STATED TASK 1 -
Answer these questions using the passage on recovery boilers:
(a) Who invented the first recovery boiler for kraft application, and when?
(b) What percentage of North American recovery boilers were built in or before 1978?
(c) By how much has North American kraft pulp production declined since 2007?
STATED TASK 2 -
Copy word for word the stretch of the recovery boiler passage from "The first recovery" through "steam power plant.".

PROVIDED PASSAGE -

The first recovery boiler for kraft application was invented by Tomlinson in the early 1930s. While the average life expectancy of a boiler is 40 years with a rebuild frequency of every 15 years, 57 percent of the recovery boilers currently operating on a global basis are operating beyond the anticipated life (Fig.1).
A recovery boiler is an integral component in the successful operation of kraft (and, to a lesser degree, sulfite) pulp mills. As the name implies, the chemicals for white liquor are recovered and reformed from black liquor, which contains lignin from previously processed wood. The black liquor is burned, generating heat that is usually used in the process or in making electricity, much as in a conventional steam power plant.
North America does have some of the oldest recovery boilers (52 percent of North American recovery boilers were built in or before 1978) when compared with other papermaking regions, and it also has the highest total steam capacity and rate in its recovery boilers (rate = kg or lbs/day of black liquor solids). One of the reasons for this is the aging of recovery boilers (Fig. 2).
North America has gradually lost its stronghold versus other regions in kraft pulp production, declining by 6 million tons (9 percent) since 2007 (Fig. 3).
HEART OR HEEL?
As mentioned, the recovery boiler is the heart of the kraft pulp process, but it can also be the Achilles heel of the kraft pulp mill when it fails—resulting in unplanned downtime or catastrophic failure. Yet, in 2017 alone, three mills reported failure of their recovery boilers in North America.

SUPPLIED INFORMATION -

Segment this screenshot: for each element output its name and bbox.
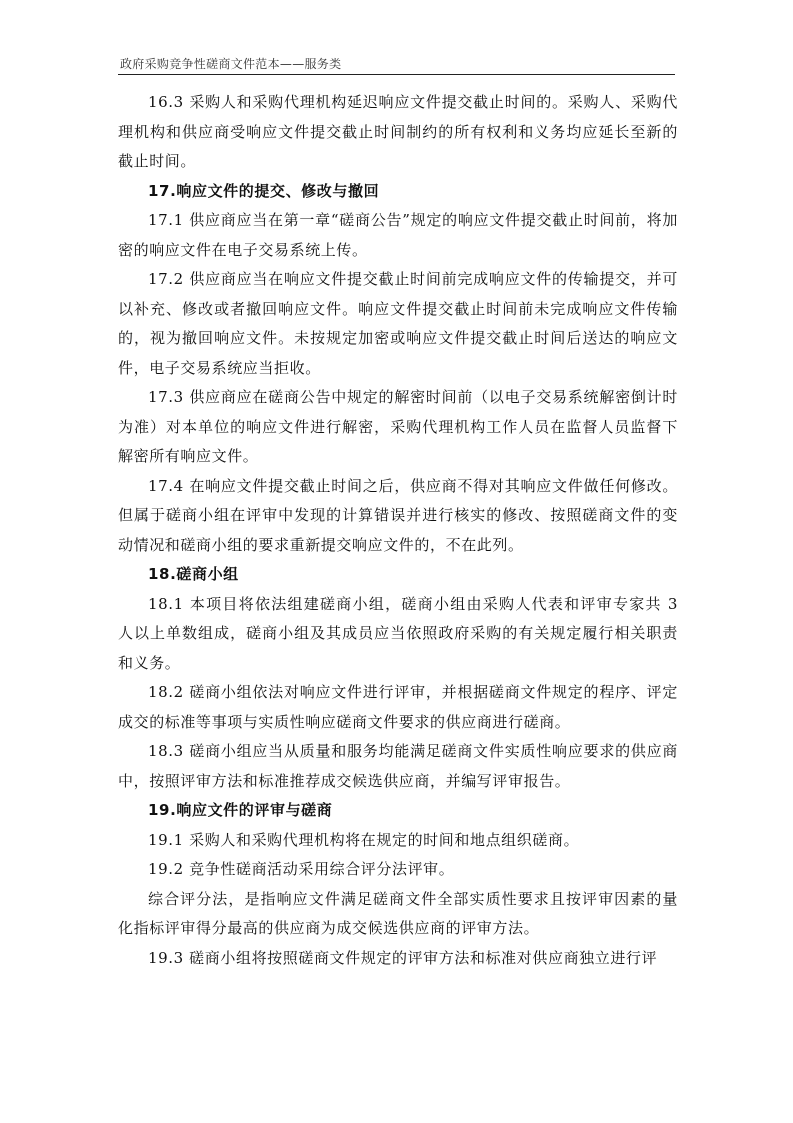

FINAL RESULT 1 -
(a) Tomlinson, in the early 1930s.
(b) 52 percent.
(c) By 6 million tons, or 9 percent.

FINAL RESULT 2 -
The first recovery boiler for kraft application was invented by Tomlinson in the early 1930s. While the average life expectancy of a boiler is 40 years with a rebuild frequency of every 15 years, 57 percent of the recovery boilers currently operating on a global basis are operating beyond the anticipated life (Fig.1).
A recovery boiler is an integral component in the successful operation of kraft (and, to a lesser degree, sulfite) pulp mills. As the name implies, the chemicals for white liquor are recovered and reformed from black liquor, which contains lignin from previously processed wood. The black liquor is burned, generating heat that is usually used in the process or in making electricity, much as in a conventional steam power plant.